--- Begin Data entries ---

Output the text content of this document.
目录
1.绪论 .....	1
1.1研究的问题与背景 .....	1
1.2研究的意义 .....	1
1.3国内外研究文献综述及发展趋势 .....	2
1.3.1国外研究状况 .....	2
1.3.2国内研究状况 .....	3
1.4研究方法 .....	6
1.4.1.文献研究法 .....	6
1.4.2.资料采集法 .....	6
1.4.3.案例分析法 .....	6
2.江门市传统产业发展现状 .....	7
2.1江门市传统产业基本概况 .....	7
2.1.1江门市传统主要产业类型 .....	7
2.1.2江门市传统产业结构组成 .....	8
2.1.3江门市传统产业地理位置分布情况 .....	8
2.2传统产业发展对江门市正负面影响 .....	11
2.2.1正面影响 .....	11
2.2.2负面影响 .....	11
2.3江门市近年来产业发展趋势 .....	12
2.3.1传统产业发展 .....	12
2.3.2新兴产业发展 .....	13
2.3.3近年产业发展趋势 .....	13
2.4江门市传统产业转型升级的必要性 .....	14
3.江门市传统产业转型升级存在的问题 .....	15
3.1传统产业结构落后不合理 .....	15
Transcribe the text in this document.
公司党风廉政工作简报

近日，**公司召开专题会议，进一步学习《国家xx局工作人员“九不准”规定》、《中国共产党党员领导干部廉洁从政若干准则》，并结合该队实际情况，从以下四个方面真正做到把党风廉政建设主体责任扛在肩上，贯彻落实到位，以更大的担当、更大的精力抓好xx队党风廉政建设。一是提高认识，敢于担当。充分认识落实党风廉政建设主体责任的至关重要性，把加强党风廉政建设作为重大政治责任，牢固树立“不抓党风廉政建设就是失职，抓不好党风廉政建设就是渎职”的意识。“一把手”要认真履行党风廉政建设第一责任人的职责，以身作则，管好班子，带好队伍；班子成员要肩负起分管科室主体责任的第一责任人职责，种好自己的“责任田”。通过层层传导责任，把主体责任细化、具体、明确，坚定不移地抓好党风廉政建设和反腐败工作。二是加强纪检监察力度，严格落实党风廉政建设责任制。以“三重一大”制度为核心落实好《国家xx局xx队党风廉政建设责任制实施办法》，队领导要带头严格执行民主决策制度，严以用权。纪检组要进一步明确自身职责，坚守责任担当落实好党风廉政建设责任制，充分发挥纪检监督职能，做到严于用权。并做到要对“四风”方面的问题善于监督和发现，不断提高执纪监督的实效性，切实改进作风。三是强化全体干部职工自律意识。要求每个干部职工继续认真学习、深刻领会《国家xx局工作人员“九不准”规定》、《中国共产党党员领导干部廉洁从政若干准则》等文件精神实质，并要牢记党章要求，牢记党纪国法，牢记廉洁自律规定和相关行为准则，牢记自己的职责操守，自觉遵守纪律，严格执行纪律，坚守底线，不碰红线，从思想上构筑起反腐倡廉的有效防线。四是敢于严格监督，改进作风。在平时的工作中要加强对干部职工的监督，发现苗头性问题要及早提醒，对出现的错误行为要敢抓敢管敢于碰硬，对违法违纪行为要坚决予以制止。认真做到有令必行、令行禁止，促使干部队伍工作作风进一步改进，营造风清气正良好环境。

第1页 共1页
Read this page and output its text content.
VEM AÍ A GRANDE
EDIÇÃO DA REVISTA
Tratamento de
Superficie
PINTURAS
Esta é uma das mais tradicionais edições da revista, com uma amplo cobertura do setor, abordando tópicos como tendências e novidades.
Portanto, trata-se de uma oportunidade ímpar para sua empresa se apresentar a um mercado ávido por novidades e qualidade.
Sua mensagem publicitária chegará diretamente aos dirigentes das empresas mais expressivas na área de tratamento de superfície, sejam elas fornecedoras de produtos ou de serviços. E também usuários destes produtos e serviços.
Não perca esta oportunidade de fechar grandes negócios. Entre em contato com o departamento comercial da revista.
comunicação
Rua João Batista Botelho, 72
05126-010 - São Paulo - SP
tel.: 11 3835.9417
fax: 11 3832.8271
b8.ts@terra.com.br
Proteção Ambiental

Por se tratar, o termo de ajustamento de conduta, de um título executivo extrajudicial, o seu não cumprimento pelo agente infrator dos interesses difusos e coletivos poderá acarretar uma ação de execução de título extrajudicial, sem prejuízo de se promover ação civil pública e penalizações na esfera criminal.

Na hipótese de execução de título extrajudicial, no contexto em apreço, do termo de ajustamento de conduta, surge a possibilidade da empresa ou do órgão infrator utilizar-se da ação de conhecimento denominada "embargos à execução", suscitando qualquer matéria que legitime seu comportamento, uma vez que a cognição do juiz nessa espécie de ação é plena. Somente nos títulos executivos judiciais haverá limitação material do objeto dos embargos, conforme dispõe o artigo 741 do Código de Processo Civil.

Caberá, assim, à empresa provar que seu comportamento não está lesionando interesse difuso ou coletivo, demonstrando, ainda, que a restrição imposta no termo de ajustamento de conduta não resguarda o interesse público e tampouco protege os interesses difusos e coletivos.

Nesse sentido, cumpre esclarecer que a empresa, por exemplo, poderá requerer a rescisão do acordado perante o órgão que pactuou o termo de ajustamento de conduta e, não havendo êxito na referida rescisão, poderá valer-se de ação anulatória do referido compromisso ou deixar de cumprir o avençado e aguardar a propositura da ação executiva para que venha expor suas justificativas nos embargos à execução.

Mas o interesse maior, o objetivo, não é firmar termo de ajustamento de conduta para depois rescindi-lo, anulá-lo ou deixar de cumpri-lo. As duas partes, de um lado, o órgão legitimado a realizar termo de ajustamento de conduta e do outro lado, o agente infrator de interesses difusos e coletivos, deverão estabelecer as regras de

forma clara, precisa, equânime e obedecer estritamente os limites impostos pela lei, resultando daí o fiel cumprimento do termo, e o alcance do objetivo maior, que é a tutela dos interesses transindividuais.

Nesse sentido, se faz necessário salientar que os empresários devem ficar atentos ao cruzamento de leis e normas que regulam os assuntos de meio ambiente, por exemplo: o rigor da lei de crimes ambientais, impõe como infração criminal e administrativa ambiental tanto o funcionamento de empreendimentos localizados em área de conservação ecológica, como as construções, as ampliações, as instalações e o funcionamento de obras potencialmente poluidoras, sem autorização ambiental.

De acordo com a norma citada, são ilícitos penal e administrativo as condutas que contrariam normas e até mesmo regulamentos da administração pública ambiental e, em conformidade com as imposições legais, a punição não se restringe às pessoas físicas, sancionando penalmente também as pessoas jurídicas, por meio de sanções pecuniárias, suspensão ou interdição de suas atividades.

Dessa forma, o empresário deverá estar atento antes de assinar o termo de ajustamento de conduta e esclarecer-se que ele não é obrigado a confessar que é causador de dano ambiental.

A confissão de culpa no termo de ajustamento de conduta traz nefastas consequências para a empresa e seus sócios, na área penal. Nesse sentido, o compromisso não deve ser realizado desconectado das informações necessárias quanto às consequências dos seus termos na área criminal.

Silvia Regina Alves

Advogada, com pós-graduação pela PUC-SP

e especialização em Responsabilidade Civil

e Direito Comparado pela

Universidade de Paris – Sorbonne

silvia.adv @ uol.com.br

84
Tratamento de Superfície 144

--- End Data entries ---

Problem: Check each line of the records above for the string "infrator", and report every line that has it.

Exercise result:
Por se tratar, o termo de ajustamento de conduta, de um título executivo extrajudicial, o seu não cumprimento pelo agente infrator dos interesses difusos e coletivos poderá acarretar uma ação de execução de título extrajudicial, sem prejuízo de se promover ação civil pública e penalizações na esfera criminal.
Na hipótese de execução de título extrajudicial, no contexto em apreço, do termo de ajustamento de conduta, surge a possibilidade da empresa ou do órgão infrator utilizar-se da ação de conhecimento denominada "embargos à execução", suscitando qualquer matéria que legitime seu comportamento, uma vez que a cognição do juiz nessa espécie de ação é plena. Somente nos títulos executivos judiciais haverá limitação material do objeto dos embargos, conforme dispõe o artigo 741 do Código de Processo Civil.
Mas o interesse maior, o objetivo, não é firmar termo de ajustamento de conduta para depois rescindi-lo, anulá-lo ou deixar de cumpri-lo. As duas partes, de um lado, o órgão legitimado a realizar termo de ajustamento de conduta e do outro lado, o agente infrator de interesses difusos e coletivos, deverão estabelecer as regras de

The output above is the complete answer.